_What is expected:_ Work out how many lines of the listing hold "York", then state only that count.

[Recorded data]
* * * * * * * * *

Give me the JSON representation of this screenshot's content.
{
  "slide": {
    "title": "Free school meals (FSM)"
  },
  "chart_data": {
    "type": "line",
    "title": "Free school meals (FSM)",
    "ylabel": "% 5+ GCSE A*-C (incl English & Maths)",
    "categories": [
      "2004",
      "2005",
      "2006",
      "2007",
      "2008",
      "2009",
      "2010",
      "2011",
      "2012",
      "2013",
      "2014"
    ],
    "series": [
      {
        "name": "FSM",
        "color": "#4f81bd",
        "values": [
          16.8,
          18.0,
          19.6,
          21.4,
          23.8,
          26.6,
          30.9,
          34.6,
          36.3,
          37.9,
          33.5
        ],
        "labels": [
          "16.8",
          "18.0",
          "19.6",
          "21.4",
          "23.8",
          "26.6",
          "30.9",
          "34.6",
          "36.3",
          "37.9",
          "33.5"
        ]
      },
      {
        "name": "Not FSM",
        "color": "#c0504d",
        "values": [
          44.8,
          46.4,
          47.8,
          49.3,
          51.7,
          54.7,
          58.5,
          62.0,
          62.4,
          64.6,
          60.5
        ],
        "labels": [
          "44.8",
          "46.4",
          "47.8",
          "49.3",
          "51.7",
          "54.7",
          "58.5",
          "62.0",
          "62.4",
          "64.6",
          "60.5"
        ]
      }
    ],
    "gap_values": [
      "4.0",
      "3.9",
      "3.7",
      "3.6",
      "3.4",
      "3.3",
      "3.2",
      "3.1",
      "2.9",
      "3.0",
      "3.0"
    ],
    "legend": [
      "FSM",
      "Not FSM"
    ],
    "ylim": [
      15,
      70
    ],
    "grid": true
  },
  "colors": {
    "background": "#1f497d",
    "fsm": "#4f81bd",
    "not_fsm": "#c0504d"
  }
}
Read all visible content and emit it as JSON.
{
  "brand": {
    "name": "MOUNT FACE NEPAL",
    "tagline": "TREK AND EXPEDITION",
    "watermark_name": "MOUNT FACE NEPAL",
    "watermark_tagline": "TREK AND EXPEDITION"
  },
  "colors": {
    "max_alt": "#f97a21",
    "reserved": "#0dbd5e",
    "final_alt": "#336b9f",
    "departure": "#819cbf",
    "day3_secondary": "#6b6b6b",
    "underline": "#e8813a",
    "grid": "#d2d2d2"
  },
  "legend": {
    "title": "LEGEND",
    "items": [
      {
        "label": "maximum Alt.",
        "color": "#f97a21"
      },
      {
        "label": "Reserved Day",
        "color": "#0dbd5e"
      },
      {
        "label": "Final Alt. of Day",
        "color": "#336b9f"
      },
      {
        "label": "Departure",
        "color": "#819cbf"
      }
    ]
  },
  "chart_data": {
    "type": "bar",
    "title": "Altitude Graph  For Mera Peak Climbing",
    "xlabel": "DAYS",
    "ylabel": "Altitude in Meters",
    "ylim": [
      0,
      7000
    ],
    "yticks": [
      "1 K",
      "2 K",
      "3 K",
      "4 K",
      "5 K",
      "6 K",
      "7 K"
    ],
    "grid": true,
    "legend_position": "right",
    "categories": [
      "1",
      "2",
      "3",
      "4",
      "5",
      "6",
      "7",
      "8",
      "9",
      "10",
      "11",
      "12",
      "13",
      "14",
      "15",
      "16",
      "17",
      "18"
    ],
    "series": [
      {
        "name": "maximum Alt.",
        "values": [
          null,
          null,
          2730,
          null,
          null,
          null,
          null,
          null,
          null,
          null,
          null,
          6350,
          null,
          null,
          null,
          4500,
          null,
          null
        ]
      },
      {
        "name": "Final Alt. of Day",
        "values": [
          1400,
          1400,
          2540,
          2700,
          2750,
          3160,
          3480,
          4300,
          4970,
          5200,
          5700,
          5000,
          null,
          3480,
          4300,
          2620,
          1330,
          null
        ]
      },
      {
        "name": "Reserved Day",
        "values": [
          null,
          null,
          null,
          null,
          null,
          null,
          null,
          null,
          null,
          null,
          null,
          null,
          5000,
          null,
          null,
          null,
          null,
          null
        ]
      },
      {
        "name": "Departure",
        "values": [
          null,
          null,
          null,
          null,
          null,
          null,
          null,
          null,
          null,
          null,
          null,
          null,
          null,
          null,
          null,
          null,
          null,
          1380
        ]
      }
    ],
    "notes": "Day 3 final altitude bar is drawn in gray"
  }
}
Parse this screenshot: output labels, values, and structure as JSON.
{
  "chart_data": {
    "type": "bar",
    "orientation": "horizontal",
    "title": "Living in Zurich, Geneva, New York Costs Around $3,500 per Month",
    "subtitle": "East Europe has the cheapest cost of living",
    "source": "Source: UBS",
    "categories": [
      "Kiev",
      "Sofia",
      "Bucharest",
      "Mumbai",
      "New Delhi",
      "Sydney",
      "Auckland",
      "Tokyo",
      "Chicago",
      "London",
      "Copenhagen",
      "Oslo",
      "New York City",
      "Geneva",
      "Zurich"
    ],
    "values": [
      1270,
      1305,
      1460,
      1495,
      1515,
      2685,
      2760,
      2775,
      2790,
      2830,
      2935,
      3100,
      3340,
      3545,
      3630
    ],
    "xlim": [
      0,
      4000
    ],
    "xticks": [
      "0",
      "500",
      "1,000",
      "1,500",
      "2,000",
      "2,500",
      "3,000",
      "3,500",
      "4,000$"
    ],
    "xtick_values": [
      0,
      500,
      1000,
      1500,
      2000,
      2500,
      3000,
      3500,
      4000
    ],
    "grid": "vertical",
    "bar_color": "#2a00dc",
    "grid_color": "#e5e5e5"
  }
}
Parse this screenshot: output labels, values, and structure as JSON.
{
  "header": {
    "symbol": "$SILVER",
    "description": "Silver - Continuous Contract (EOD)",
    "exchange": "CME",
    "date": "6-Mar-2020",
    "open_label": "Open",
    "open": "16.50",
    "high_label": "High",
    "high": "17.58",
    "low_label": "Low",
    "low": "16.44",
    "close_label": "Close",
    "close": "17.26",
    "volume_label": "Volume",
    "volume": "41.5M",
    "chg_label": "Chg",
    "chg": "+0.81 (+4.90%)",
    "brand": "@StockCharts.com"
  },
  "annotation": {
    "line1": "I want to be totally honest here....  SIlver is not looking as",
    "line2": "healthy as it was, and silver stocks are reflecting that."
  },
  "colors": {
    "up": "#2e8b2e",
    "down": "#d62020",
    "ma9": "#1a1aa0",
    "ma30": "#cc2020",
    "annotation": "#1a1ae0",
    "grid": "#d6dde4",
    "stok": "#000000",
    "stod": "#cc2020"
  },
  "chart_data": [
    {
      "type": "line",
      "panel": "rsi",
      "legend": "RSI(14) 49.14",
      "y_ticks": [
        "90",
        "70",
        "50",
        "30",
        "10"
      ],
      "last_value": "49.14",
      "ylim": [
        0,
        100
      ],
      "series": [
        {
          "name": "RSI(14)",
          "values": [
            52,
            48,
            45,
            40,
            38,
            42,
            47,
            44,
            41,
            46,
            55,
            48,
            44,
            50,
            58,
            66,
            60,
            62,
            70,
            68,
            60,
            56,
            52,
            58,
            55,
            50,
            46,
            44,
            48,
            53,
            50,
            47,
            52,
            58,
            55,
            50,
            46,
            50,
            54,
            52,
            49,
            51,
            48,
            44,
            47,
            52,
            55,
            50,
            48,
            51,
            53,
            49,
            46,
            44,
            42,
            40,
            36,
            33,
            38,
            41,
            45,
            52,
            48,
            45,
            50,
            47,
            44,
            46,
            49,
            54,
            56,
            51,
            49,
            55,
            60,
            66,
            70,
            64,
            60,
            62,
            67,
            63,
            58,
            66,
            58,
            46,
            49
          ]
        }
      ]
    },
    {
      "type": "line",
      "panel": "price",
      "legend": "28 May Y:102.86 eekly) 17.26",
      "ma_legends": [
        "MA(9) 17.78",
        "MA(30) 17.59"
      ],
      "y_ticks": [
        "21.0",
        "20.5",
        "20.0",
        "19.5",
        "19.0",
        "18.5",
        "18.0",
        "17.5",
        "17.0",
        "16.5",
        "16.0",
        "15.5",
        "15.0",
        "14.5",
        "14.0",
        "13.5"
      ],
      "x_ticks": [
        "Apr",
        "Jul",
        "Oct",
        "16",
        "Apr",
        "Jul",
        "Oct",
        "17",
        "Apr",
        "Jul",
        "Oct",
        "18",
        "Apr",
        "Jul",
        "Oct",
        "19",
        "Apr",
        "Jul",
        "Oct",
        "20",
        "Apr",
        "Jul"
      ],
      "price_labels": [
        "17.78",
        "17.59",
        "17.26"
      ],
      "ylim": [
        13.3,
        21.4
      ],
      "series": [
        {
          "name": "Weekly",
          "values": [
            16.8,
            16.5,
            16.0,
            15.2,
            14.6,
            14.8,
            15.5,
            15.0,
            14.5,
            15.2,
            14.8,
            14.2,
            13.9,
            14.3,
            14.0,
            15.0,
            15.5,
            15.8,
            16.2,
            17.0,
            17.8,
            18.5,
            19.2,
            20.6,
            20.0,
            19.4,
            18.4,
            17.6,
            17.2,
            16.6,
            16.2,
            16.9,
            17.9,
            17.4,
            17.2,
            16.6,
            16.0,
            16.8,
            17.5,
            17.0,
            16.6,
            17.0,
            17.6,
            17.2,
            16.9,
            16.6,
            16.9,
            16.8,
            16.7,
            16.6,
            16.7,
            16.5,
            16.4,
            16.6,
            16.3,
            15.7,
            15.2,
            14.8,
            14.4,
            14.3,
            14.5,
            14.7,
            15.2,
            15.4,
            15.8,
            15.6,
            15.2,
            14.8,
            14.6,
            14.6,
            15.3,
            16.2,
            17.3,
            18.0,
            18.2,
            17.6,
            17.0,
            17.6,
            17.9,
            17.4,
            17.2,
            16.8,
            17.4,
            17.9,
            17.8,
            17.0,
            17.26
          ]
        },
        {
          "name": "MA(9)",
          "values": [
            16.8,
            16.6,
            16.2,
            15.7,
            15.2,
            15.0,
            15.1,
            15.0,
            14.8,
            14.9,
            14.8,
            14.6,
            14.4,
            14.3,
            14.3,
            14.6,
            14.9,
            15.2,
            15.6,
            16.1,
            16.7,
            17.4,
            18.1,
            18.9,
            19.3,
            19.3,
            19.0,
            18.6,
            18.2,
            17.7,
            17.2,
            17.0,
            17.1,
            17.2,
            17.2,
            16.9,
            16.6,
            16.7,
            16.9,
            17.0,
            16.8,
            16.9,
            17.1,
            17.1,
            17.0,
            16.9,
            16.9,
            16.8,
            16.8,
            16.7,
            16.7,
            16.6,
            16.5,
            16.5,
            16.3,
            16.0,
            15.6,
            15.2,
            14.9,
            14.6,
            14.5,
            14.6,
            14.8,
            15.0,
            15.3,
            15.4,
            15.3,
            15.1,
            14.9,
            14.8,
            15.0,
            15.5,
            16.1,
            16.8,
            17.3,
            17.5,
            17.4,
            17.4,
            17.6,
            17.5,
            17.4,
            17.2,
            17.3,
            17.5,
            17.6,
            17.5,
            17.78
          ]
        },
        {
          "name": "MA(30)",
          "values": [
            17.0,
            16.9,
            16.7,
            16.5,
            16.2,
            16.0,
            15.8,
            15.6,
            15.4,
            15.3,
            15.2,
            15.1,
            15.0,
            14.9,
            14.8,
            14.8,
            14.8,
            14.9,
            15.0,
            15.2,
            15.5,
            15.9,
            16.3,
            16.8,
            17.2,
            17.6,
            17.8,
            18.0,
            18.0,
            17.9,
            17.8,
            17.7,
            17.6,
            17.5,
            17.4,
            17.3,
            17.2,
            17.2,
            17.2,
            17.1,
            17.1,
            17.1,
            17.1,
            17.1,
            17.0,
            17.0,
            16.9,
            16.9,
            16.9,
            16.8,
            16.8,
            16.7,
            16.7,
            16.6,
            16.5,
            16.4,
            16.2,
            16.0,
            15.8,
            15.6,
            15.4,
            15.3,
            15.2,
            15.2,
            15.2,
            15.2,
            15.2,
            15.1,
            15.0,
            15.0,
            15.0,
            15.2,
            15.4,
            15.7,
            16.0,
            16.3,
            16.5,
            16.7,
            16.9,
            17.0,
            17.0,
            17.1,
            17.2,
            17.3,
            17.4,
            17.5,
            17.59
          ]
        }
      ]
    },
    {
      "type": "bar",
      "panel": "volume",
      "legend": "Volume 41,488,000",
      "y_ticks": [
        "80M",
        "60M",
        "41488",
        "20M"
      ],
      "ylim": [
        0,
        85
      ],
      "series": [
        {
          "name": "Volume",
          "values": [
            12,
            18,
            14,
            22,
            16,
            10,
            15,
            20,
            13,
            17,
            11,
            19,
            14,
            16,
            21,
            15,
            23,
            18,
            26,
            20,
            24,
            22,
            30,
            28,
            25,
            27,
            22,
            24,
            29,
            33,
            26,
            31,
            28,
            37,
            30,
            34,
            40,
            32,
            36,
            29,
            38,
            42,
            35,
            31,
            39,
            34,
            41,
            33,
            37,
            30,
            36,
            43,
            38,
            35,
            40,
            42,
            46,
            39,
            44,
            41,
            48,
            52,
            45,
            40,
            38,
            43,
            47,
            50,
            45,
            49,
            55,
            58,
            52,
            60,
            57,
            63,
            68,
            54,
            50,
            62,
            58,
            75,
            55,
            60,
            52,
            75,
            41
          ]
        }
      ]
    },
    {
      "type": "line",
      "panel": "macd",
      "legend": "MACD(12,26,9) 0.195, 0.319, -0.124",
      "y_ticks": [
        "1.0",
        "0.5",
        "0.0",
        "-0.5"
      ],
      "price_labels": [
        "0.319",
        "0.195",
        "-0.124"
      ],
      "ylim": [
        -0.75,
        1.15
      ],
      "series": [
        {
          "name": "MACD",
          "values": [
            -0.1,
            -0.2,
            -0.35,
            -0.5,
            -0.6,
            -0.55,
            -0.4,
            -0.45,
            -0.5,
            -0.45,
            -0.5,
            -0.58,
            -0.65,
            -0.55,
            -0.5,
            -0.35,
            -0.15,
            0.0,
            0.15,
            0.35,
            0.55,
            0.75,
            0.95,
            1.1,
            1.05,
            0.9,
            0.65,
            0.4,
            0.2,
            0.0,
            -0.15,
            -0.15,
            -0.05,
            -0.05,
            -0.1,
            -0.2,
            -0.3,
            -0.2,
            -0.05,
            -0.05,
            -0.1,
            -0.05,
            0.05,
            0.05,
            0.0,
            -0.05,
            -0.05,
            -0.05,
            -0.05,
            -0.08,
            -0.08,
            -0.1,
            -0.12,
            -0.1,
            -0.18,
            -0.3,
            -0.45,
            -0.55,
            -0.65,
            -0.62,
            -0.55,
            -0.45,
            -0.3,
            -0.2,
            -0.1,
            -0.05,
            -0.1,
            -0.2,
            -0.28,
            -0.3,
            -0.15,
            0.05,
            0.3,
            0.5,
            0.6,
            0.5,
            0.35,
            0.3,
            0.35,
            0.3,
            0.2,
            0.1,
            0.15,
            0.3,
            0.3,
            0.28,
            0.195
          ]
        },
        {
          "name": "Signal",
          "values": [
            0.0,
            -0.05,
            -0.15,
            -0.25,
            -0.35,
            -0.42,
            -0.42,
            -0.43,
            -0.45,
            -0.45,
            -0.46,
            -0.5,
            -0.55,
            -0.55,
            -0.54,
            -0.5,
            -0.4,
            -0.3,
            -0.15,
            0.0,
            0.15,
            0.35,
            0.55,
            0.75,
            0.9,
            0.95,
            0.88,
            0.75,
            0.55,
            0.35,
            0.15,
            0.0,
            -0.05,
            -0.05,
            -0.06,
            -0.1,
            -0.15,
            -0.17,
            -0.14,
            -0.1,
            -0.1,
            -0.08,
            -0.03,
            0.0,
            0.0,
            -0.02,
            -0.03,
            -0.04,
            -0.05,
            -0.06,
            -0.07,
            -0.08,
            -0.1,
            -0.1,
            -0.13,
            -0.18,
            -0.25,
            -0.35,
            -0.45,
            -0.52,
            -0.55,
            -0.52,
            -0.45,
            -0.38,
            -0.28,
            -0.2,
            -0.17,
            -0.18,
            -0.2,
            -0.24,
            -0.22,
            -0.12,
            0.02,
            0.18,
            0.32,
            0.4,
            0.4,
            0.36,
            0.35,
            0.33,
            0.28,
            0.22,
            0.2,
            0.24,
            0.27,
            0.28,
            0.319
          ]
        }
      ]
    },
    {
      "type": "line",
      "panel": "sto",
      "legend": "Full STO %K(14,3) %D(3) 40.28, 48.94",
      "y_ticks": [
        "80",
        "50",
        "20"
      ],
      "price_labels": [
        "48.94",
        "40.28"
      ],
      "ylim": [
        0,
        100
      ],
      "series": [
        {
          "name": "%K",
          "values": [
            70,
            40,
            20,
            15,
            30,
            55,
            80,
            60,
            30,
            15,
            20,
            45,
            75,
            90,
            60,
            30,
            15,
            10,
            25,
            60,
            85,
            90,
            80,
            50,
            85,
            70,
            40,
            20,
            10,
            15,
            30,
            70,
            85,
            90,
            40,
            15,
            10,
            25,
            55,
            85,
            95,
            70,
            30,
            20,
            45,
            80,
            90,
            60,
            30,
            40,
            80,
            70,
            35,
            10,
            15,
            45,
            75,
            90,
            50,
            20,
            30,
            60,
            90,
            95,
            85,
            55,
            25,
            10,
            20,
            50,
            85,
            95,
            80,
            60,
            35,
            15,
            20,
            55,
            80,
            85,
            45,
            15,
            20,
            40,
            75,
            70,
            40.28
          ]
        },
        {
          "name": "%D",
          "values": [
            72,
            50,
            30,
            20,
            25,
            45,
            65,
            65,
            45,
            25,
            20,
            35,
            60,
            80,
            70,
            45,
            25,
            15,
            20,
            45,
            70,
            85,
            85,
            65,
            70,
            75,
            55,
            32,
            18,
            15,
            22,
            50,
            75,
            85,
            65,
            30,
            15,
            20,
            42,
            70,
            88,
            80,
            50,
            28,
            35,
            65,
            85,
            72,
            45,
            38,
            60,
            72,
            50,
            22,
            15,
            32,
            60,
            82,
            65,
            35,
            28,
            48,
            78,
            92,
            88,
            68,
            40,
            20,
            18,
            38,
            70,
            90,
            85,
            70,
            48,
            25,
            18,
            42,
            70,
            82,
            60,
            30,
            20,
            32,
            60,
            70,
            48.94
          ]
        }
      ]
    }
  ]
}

* * * * * * * * *

_Exercise result:_ 2